Locate the word "Shadow" in the data below, then copy every line that holds it.

Data provided>
(begin)
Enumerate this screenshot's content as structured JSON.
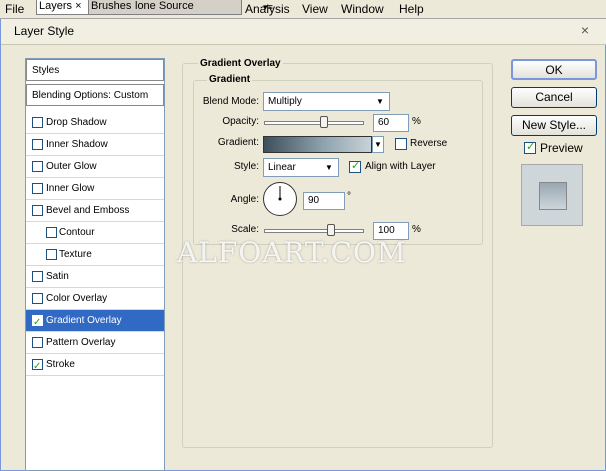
{
  "menubar": {
    "file": "File",
    "tabs": [
      "Layers",
      "Brushes",
      "lone Source"
    ],
    "tab_close": "×",
    "panel_menu": "▾≡",
    "items": [
      "Analysis",
      "View",
      "Window",
      "Help"
    ]
  },
  "dialog": {
    "title": "Layer Style",
    "close": "×"
  },
  "stylelist": {
    "header": "Styles",
    "blending": "Blending Options: Custom",
    "items": [
      {
        "label": "Drop Shadow",
        "checked": false,
        "sub": false
      },
      {
        "label": "Inner Shadow",
        "checked": false,
        "sub": false
      },
      {
        "label": "Outer Glow",
        "checked": false,
        "sub": false
      },
      {
        "label": "Inner Glow",
        "checked": false,
        "sub": false
      },
      {
        "label": "Bevel and Emboss",
        "checked": false,
        "sub": false
      },
      {
        "label": "Contour",
        "checked": false,
        "sub": true
      },
      {
        "label": "Texture",
        "checked": false,
        "sub": true
      },
      {
        "label": "Satin",
        "checked": false,
        "sub": false
      },
      {
        "label": "Color Overlay",
        "checked": false,
        "sub": false
      },
      {
        "label": "Gradient Overlay",
        "checked": true,
        "sub": false,
        "selected": true
      },
      {
        "label": "Pattern Overlay",
        "checked": false,
        "sub": false
      },
      {
        "label": "Stroke",
        "checked": true,
        "sub": false
      }
    ]
  },
  "settings": {
    "section_title": "Gradient Overlay",
    "group_title": "Gradient",
    "blend_mode_label": "Blend Mode:",
    "blend_mode_value": "Multiply",
    "opacity_label": "Opacity:",
    "opacity_value": "60",
    "opacity_unit": "%",
    "opacity_level": 0.6,
    "gradient_label": "Gradient:",
    "reverse_label": "Reverse",
    "reverse_checked": false,
    "style_label": "Style:",
    "style_value": "Linear",
    "align_label": "Align with Layer",
    "align_checked": true,
    "angle_label": "Angle:",
    "angle_value": "90",
    "angle_unit": "°",
    "scale_label": "Scale:",
    "scale_value": "100",
    "scale_unit": "%",
    "scale_level": 0.67
  },
  "buttons": {
    "ok": "OK",
    "cancel": "Cancel",
    "new_style": "New Style...",
    "preview_label": "Preview",
    "preview_checked": true
  },
  "watermark": "ALFOART.COM"
}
(end)
Exercise solution>
        "label": "Drop Shadow",
        "label": "Inner Shadow",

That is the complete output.